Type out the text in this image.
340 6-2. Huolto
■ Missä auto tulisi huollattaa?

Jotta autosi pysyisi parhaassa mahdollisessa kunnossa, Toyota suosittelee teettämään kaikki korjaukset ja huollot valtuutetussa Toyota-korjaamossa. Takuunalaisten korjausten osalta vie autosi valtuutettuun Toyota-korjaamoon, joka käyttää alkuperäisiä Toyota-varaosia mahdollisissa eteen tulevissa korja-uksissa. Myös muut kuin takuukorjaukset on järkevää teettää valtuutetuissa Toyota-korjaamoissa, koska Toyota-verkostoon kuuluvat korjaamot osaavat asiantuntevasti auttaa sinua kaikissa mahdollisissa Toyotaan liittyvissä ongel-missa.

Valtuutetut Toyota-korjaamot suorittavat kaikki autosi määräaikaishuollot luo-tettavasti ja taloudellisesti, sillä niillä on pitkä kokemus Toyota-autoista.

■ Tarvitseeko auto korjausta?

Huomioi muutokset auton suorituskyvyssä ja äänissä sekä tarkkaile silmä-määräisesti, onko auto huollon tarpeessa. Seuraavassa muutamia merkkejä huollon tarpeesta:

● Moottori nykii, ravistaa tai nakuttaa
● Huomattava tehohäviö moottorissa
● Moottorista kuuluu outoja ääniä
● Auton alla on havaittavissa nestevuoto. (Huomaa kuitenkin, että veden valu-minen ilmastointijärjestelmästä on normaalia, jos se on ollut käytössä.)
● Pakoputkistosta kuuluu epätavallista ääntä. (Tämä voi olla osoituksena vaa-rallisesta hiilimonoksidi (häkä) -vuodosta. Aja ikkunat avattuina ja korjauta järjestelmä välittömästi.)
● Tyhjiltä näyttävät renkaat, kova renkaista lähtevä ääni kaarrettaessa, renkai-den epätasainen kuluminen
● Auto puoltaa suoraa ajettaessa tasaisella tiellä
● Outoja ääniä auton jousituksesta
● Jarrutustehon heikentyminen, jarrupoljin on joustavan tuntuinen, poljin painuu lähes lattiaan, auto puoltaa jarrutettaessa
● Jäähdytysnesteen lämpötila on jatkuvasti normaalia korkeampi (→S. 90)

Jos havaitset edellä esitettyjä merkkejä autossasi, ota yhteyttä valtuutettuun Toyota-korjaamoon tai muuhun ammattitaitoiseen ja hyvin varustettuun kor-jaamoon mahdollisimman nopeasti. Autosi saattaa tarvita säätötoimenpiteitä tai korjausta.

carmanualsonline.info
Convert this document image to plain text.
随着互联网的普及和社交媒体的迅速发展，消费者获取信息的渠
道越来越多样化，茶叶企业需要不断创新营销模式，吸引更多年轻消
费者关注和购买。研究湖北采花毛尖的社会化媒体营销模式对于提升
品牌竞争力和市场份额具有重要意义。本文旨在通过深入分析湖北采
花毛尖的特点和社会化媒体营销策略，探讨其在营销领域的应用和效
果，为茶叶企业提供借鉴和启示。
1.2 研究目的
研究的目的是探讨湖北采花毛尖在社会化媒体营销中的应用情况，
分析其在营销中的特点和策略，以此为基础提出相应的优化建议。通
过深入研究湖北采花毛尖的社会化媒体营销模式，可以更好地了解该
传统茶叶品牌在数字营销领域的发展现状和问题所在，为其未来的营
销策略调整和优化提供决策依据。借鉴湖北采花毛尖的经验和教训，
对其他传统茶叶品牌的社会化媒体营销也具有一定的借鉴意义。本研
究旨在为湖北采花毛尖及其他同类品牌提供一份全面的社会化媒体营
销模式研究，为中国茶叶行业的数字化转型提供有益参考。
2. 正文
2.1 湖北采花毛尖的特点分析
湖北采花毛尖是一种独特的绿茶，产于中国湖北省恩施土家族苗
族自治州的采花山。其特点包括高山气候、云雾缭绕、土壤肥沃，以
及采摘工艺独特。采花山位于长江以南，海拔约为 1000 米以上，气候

Description of the task: Send back every record, precisely as written.

Exercise response:
Type out the text in this image.
340 6-2. Huolto
■ Missä auto tulisi huollattaa?

Jotta autosi pysyisi parhaassa mahdollisessa kunnossa, Toyota suosittelee teettämään kaikki korjaukset ja huollot valtuutetussa Toyota-korjaamossa. Takuunalaisten korjausten osalta vie autosi valtuutettuun Toyota-korjaamoon, joka käyttää alkuperäisiä Toyota-varaosia mahdollisissa eteen tulevissa korja-uksissa. Myös muut kuin takuukorjaukset on järkevää teettää valtuutetuissa Toyota-korjaamoissa, koska Toyota-verkostoon kuuluvat korjaamot osaavat asiantuntevasti auttaa sinua kaikissa mahdollisissa Toyotaan liittyvissä ongel-missa.

Valtuutetut Toyota-korjaamot suorittavat kaikki autosi määräaikaishuollot luo-tettavasti ja taloudellisesti, sillä niillä on pitkä kokemus Toyota-autoista.

■ Tarvitseeko auto korjausta?

Huomioi muutokset auton suorituskyvyssä ja äänissä sekä tarkkaile silmä-määräisesti, onko auto huollon tarpeessa. Seuraavassa muutamia merkkejä huollon tarpeesta:

● Moottori nykii, ravistaa tai nakuttaa
● Huomattava tehohäviö moottorissa
● Moottorista kuuluu outoja ääniä
● Auton alla on havaittavissa nestevuoto. (Huomaa kuitenkin, että veden valu-minen ilmastointijärjestelmästä on normaalia, jos se on ollut käytössä.)
● Pakoputkistosta kuuluu epätavallista ääntä. (Tämä voi olla osoituksena vaa-rallisesta hiilimonoksidi (häkä) -vuodosta. Aja ikkunat avattuina ja korjauta järjestelmä välittömästi.)
● Tyhjiltä näyttävät renkaat, kova renkaista lähtevä ääni kaarrettaessa, renkai-den epätasainen kuluminen
● Auto puoltaa suoraa ajettaessa tasaisella tiellä
● Outoja ääniä auton jousituksesta
● Jarrutustehon heikentyminen, jarrupoljin on joustavan tuntuinen, poljin painuu lähes lattiaan, auto puoltaa jarrutettaessa
● Jäähdytysnesteen lämpötila on jatkuvasti normaalia korkeampi (→S. 90)

Jos havaitset edellä esitettyjä merkkejä autossasi, ota yhteyttä valtuutettuun Toyota-korjaamoon tai muuhun ammattitaitoiseen ja hyvin varustettuun kor-jaamoon mahdollisimman nopeasti. Autosi saattaa tarvita säätötoimenpiteitä tai korjausta.

carmanualsonline.info
Convert this document image to plain text.
随着互联网的普及和社交媒体的迅速发展，消费者获取信息的渠
道越来越多样化，茶叶企业需要不断创新营销模式，吸引更多年轻消
费者关注和购买。研究湖北采花毛尖的社会化媒体营销模式对于提升
品牌竞争力和市场份额具有重要意义。本文旨在通过深入分析湖北采
花毛尖的特点和社会化媒体营销策略，探讨其在营销领域的应用和效
果，为茶叶企业提供借鉴和启示。
1.2 研究目的
研究的目的是探讨湖北采花毛尖在社会化媒体营销中的应用情况，
分析其在营销中的特点和策略，以此为基础提出相应的优化建议。通
过深入研究湖北采花毛尖的社会化媒体营销模式，可以更好地了解该
传统茶叶品牌在数字营销领域的发展现状和问题所在，为其未来的营
销策略调整和优化提供决策依据。借鉴湖北采花毛尖的经验和教训，
对其他传统茶叶品牌的社会化媒体营销也具有一定的借鉴意义。本研
究旨在为湖北采花毛尖及其他同类品牌提供一份全面的社会化媒体营
销模式研究，为中国茶叶行业的数字化转型提供有益参考。
2. 正文
2.1 湖北采花毛尖的特点分析
湖北采花毛尖是一种独特的绿茶，产于中国湖北省恩施土家族苗
族自治州的采花山。其特点包括高山气候、云雾缭绕、土壤肥沃，以
及采摘工艺独特。采花山位于长江以南，海拔约为 1000 米以上，气候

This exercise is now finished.